Objective
Word for word, set down the records and skip each picture.

Entries provided
------------------------------

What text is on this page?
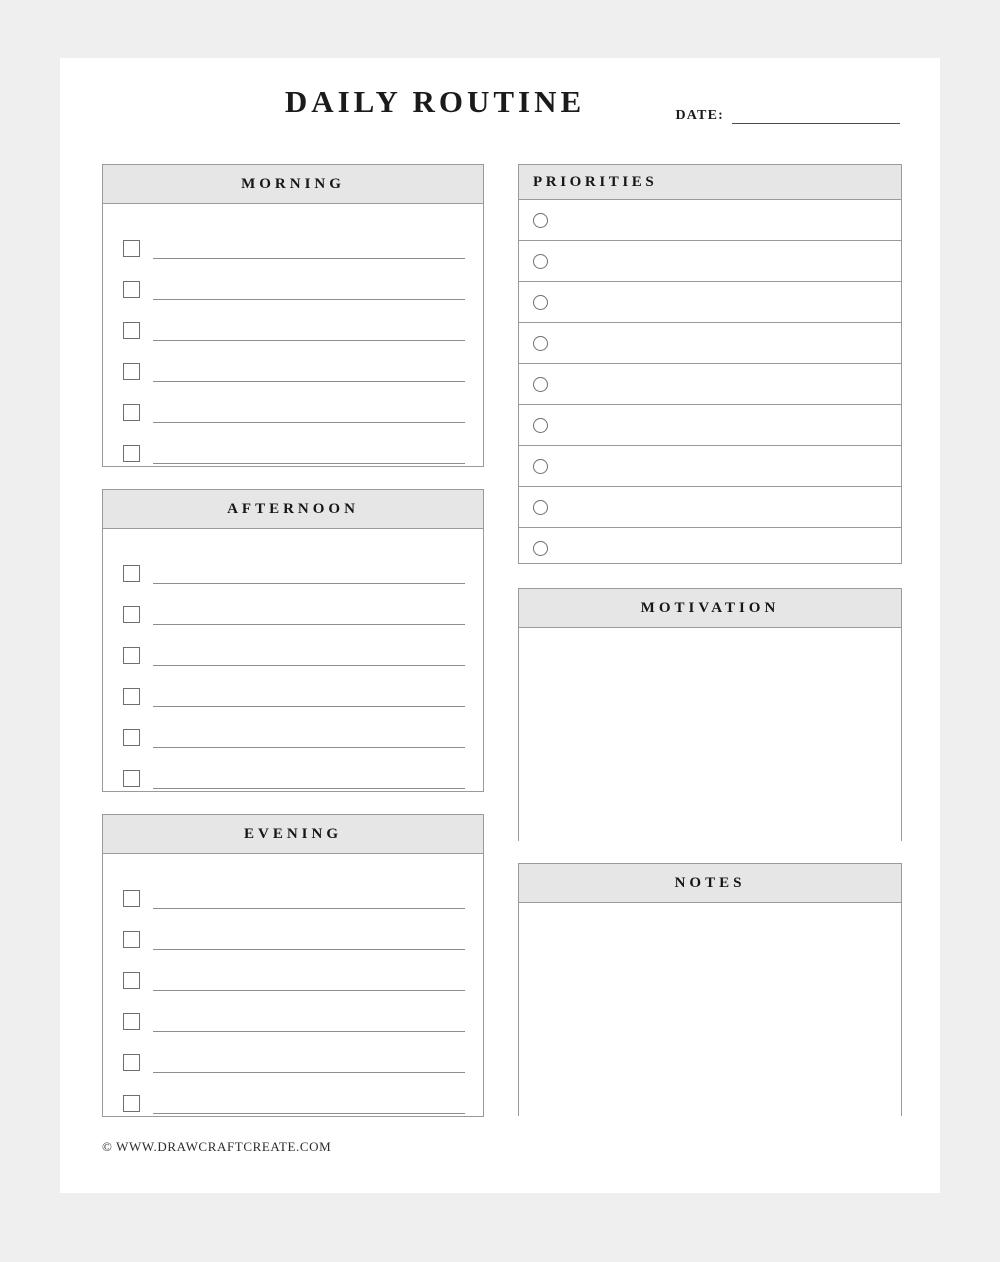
DAILY ROUTINE	DATE:
MORNING
AFTERNOON
EVENING
PRIORITIES
MOTIVATION
NOTES
© WWW.DRAWCRAFTCREATE.COM
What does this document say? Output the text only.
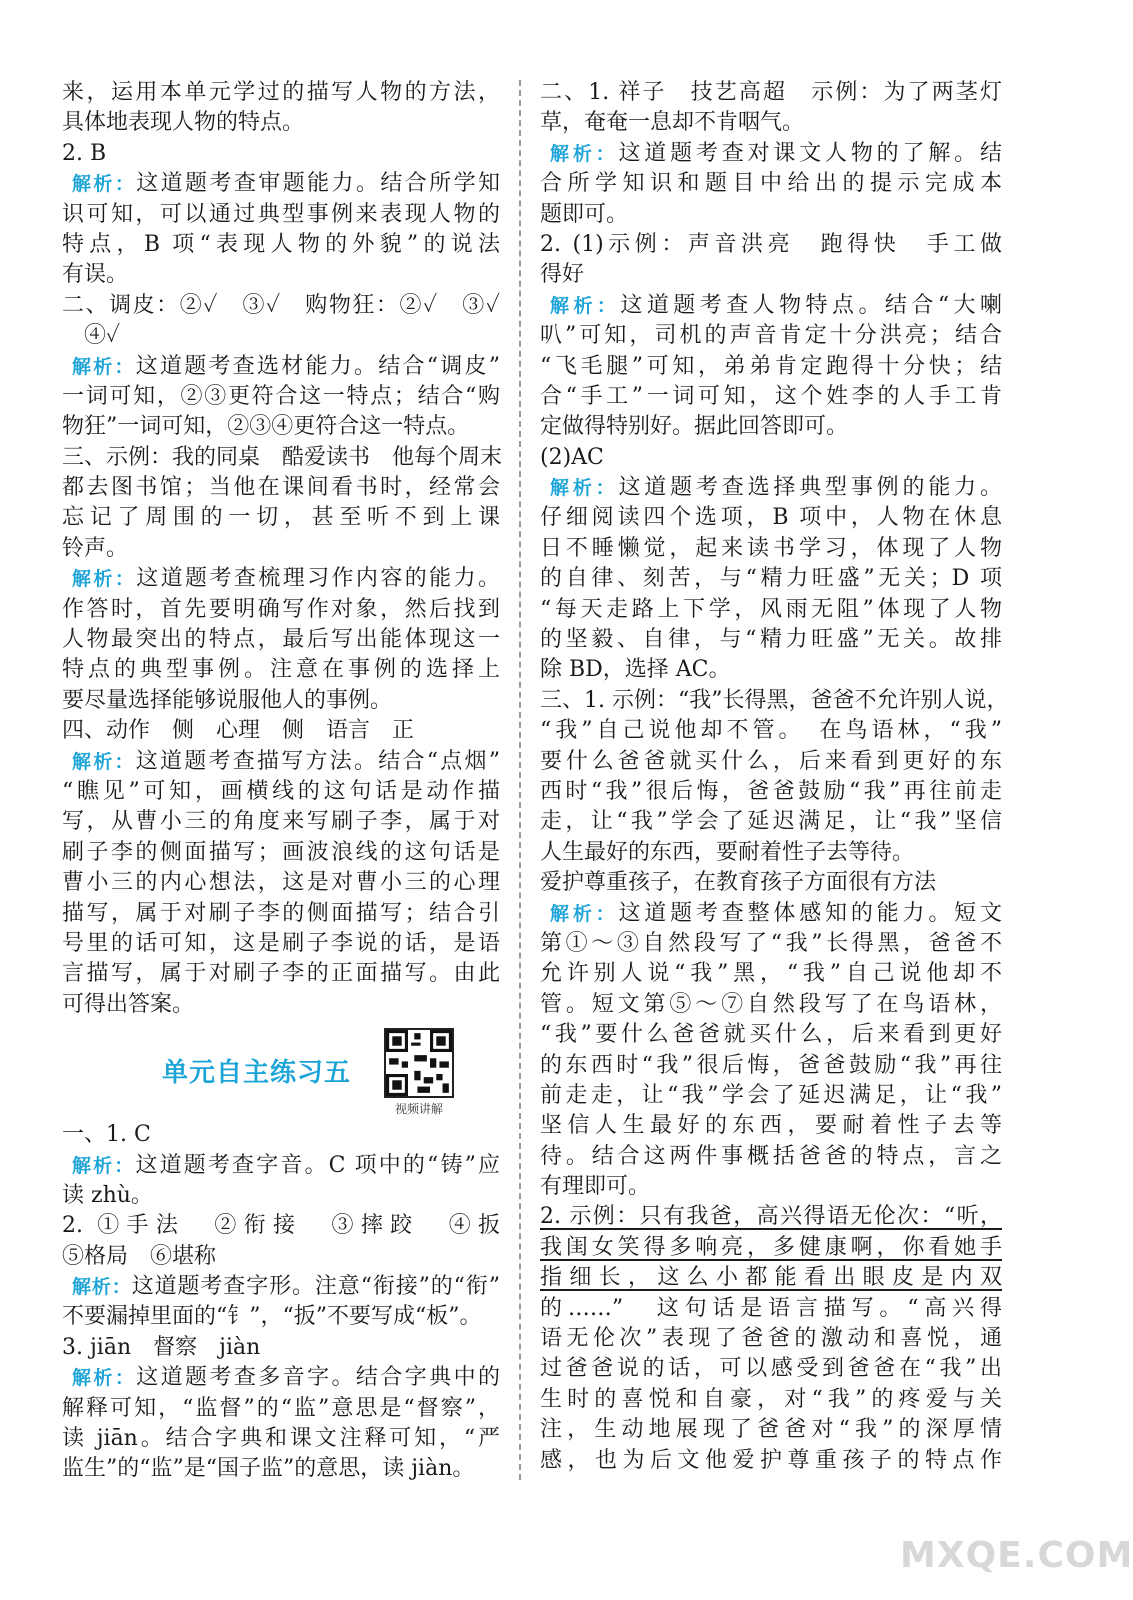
来，运用本单元学过的描写人物的方法，
具体地表现人物的特点。
2. B
解析：这道题考查审题能力。结合所学知
识可知，可以通过典型事例来表现人物的
特点，B 项“表现人物的外貌”的说法
有误。
二、调皮：②✓　③✓　购物狂：②✓　③✓
　④✓
解析：这道题考查选材能力。结合“调皮”
一词可知，②③更符合这一特点；结合“购
物狂”一词可知，②③④更符合这一特点。
三、示例：我的同桌　酷爱读书　他每个周末
都去图书馆；当他在课间看书时，经常会
忘记了周围的一切，甚至听不到上课
铃声。
解析：这道题考查梳理习作内容的能力。
作答时，首先要明确写作对象，然后找到
人物最突出的特点，最后写出能体现这一
特点的典型事例。注意在事例的选择上
要尽量选择能够说服他人的事例。
四、动作　侧　心理　侧　语言　正
解析：这道题考查描写方法。结合“点烟”
“瞧见”可知，画横线的这句话是动作描
写，从曹小三的角度来写刷子李，属于对
刷子李的侧面描写；画波浪线的这句话是
曹小三的内心想法，这是对曹小三的心理
描写，属于对刷子李的侧面描写；结合引
号里的话可知，这是刷子李说的话，是语
言描写，属于对刷子李的正面描写。由此
可得出答案。
单元自主练习五
视频讲解
一、1. C
解析：这道题考查字音。C 项中的“铸”应
读 zhù。
2. ①手法　②衔接　③摔跤　④扳
⑤格局　⑥堪称
解析：这道题考查字形。注意“衔接”的“衔”
不要漏掉里面的“钅”，“扳”不要写成“板”。
3. jiān　督察　jiàn
解析：这道题考查多音字。结合字典中的
解释可知，“监督”的“监”意思是“督察”，
读 jiān。结合字典和课文注释可知，“严
监生”的“监”是“国子监”的意思，读 jiàn。
二、1. 祥子　技艺高超　示例：为了两茎灯
草，奄奄一息却不肯咽气。
解析：这道题考查对课文人物的了解。结
合所学知识和题目中给出的提示完成本
题即可。
2. (1)示例：声音洪亮　跑得快　手工做
得好
解析：这道题考查人物特点。结合“大喇
叭”可知，司机的声音肯定十分洪亮；结合
“飞毛腿”可知，弟弟肯定跑得十分快；结
合“手工”一词可知，这个姓李的人手工肯
定做得特别好。据此回答即可。
(2)AC
解析：这道题考查选择典型事例的能力。
仔细阅读四个选项，B 项中，人物在休息
日不睡懒觉，起来读书学习，体现了人物
的自律、刻苦，与“精力旺盛”无关；D 项
“每天走路上下学，风雨无阻”体现了人物
的坚毅、自律，与“精力旺盛”无关。故排
除 BD，选择 AC。
三、1. 示例：“我”长得黑，爸爸不允许别人说，
“我”自己说他却不管。　在鸟语林，“我”
要什么爸爸就买什么，后来看到更好的东
西时“我”很后悔，爸爸鼓励“我”再往前走
走，让“我”学会了延迟满足，让“我”坚信
人生最好的东西，要耐着性子去等待。
爱护尊重孩子，在教育孩子方面很有方法
解析：这道题考查整体感知的能力。短文
第①～③自然段写了“我”长得黑，爸爸不
允许别人说“我”黑，“我”自己说他却不
管。短文第⑤～⑦自然段写了在鸟语林，
“我”要什么爸爸就买什么，后来看到更好
的东西时“我”很后悔，爸爸鼓励“我”再往
前走走，让“我”学会了延迟满足，让“我”
坚信人生最好的东西，要耐着性子去等
待。结合这两件事概括爸爸的特点，言之
有理即可。
2. 示例：只有我爸，高兴得语无伦次：“听，
我闺女笑得多响亮，多健康啊，你看她手
指细长，这么小都能看出眼皮是内双
的……”　这句话是语言描写。“高兴得
语无伦次”表现了爸爸的激动和喜悦，通
过爸爸说的话，可以感受到爸爸在“我”出
生时的喜悦和自豪，对“我”的疼爱与关
注，生动地展现了爸爸对“我”的深厚情
感，也为后文他爱护尊重孩子的特点作
MXQE.COM
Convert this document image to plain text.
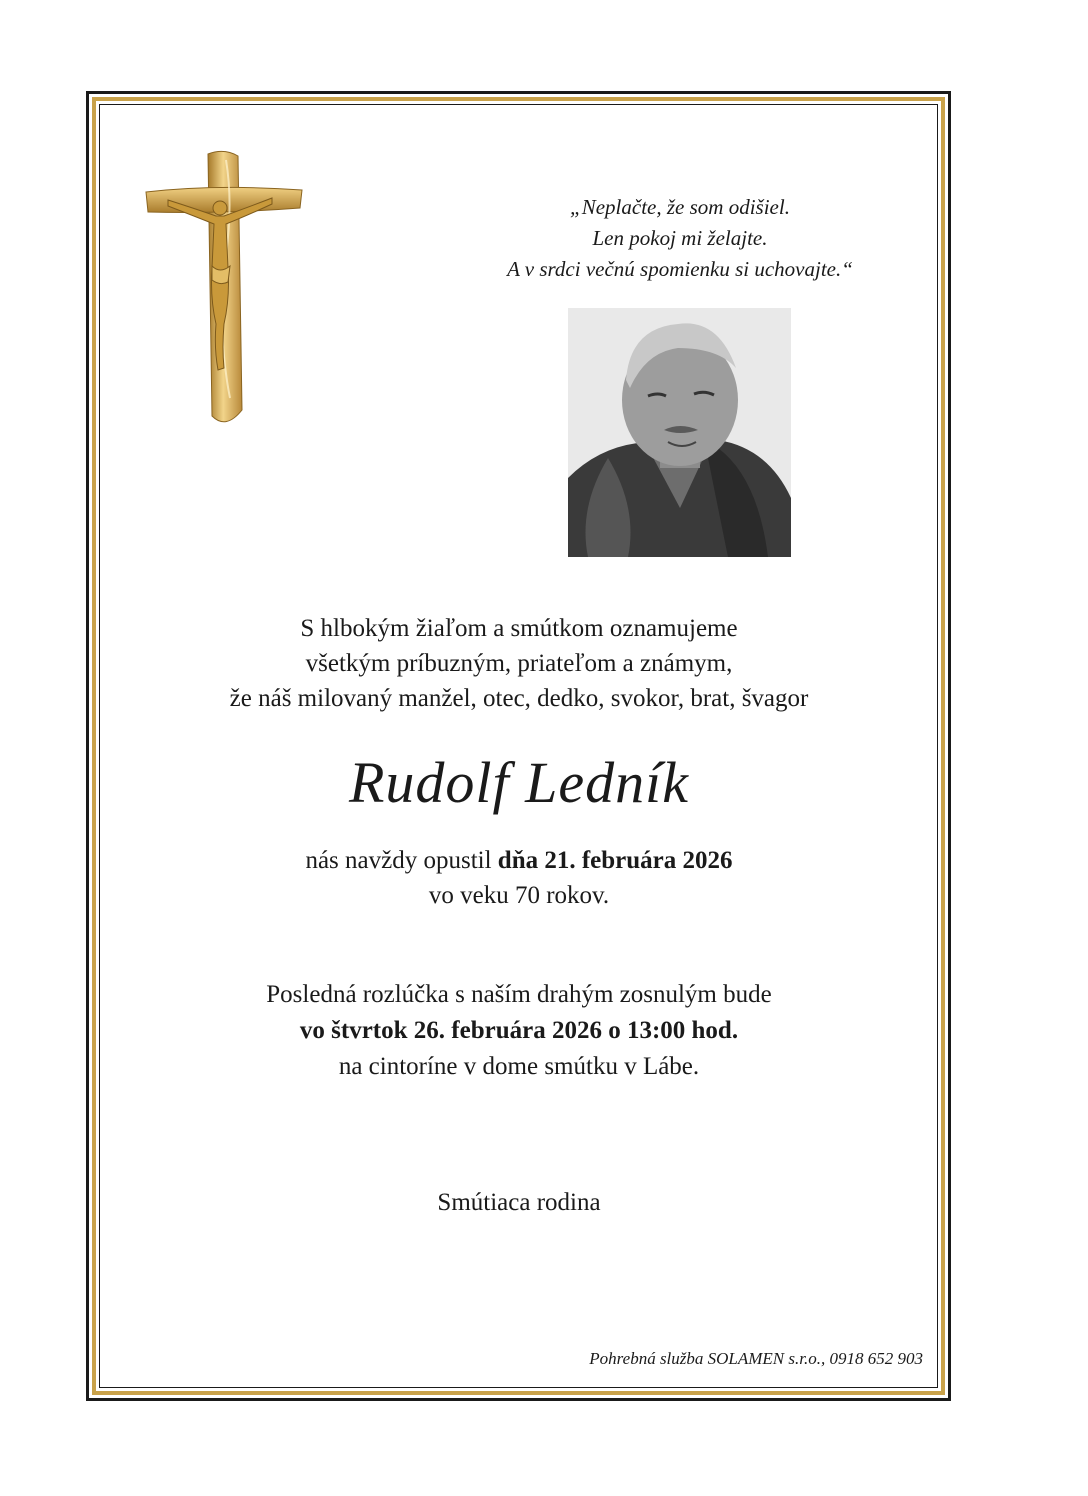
„Neplačte, že som odišiel.
Len pokoj mi želajte.
A v srdci večnú spomienku si uchovajte.“
S hlbokým žiaľom a smútkom oznamujeme
všetkým príbuzným, priateľom a známym,
že náš milovaný manžel, otec, dedko, svokor, brat, švagor
Rudolf Ledník
nás navždy opustil dňa 21. februára 2026
vo veku 70 rokov.
Posledná rozlúčka s naším drahým zosnulým bude
vo štvrtok 26. februára 2026 o 13:00 hod.
na cintoríne v dome smútku v Lábe.
Smútiaca rodina
Pohrebná služba SOLAMEN s.r.o., 0918 652 903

------------------------------

Answer to the exercise
What text is on this page?
DAILY ROUTINE	DATE:
MORNING
AFTERNOON
EVENING
PRIORITIES
MOTIVATION
NOTES
© WWW.DRAWCRAFTCREATE.COM
What does this document say? Output the text only.
来，运用本单元学过的描写人物的方法，
具体地表现人物的特点。
2. B
解析：这道题考查审题能力。结合所学知
识可知，可以通过典型事例来表现人物的
特点，B 项“表现人物的外貌”的说法
有误。
二、调皮：②✓　③✓　购物狂：②✓　③✓
　④✓
解析：这道题考查选材能力。结合“调皮”
一词可知，②③更符合这一特点；结合“购
物狂”一词可知，②③④更符合这一特点。
三、示例：我的同桌　酷爱读书　他每个周末
都去图书馆；当他在课间看书时，经常会
忘记了周围的一切，甚至听不到上课
铃声。
解析：这道题考查梳理习作内容的能力。
作答时，首先要明确写作对象，然后找到
人物最突出的特点，最后写出能体现这一
特点的典型事例。注意在事例的选择上
要尽量选择能够说服他人的事例。
四、动作　侧　心理　侧　语言　正
解析：这道题考查描写方法。结合“点烟”
“瞧见”可知，画横线的这句话是动作描
写，从曹小三的角度来写刷子李，属于对
刷子李的侧面描写；画波浪线的这句话是
曹小三的内心想法，这是对曹小三的心理
描写，属于对刷子李的侧面描写；结合引
号里的话可知，这是刷子李说的话，是语
言描写，属于对刷子李的正面描写。由此
可得出答案。
单元自主练习五
视频讲解
一、1. C
解析：这道题考查字音。C 项中的“铸”应
读 zhù。
2. ①手法　②衔接　③摔跤　④扳
⑤格局　⑥堪称
解析：这道题考查字形。注意“衔接”的“衔”
不要漏掉里面的“钅”，“扳”不要写成“板”。
3. jiān　督察　jiàn
解析：这道题考查多音字。结合字典中的
解释可知，“监督”的“监”意思是“督察”，
读 jiān。结合字典和课文注释可知，“严
监生”的“监”是“国子监”的意思，读 jiàn。
二、1. 祥子　技艺高超　示例：为了两茎灯
草，奄奄一息却不肯咽气。
解析：这道题考查对课文人物的了解。结
合所学知识和题目中给出的提示完成本
题即可。
2. (1)示例：声音洪亮　跑得快　手工做
得好
解析：这道题考查人物特点。结合“大喇
叭”可知，司机的声音肯定十分洪亮；结合
“飞毛腿”可知，弟弟肯定跑得十分快；结
合“手工”一词可知，这个姓李的人手工肯
定做得特别好。据此回答即可。
(2)AC
解析：这道题考查选择典型事例的能力。
仔细阅读四个选项，B 项中，人物在休息
日不睡懒觉，起来读书学习，体现了人物
的自律、刻苦，与“精力旺盛”无关；D 项
“每天走路上下学，风雨无阻”体现了人物
的坚毅、自律，与“精力旺盛”无关。故排
除 BD，选择 AC。
三、1. 示例：“我”长得黑，爸爸不允许别人说，
“我”自己说他却不管。　在鸟语林，“我”
要什么爸爸就买什么，后来看到更好的东
西时“我”很后悔，爸爸鼓励“我”再往前走
走，让“我”学会了延迟满足，让“我”坚信
人生最好的东西，要耐着性子去等待。
爱护尊重孩子，在教育孩子方面很有方法
解析：这道题考查整体感知的能力。短文
第①～③自然段写了“我”长得黑，爸爸不
允许别人说“我”黑，“我”自己说他却不
管。短文第⑤～⑦自然段写了在鸟语林，
“我”要什么爸爸就买什么，后来看到更好
的东西时“我”很后悔，爸爸鼓励“我”再往
前走走，让“我”学会了延迟满足，让“我”
坚信人生最好的东西，要耐着性子去等
待。结合这两件事概括爸爸的特点，言之
有理即可。
2. 示例：只有我爸，高兴得语无伦次：“听，
我闺女笑得多响亮，多健康啊，你看她手
指细长，这么小都能看出眼皮是内双
的……”　这句话是语言描写。“高兴得
语无伦次”表现了爸爸的激动和喜悦，通
过爸爸说的话，可以感受到爸爸在“我”出
生时的喜悦和自豪，对“我”的疼爱与关
注，生动地展现了爸爸对“我”的深厚情
感，也为后文他爱护尊重孩子的特点作
MXQE.COM
Convert this document image to plain text.
„Neplačte, že som odišiel.
Len pokoj mi želajte.
A v srdci večnú spomienku si uchovajte.“
S hlbokým žiaľom a smútkom oznamujeme
všetkým príbuzným, priateľom a známym,
že náš milovaný manžel, otec, dedko, svokor, brat, švagor
Rudolf Ledník
nás navždy opustil dňa 21. februára 2026
vo veku 70 rokov.
Posledná rozlúčka s naším drahým zosnulým bude
vo štvrtok 26. februára 2026 o 13:00 hod.
na cintoríne v dome smútku v Lábe.
Smútiaca rodina
Pohrebná služba SOLAMEN s.r.o., 0918 652 903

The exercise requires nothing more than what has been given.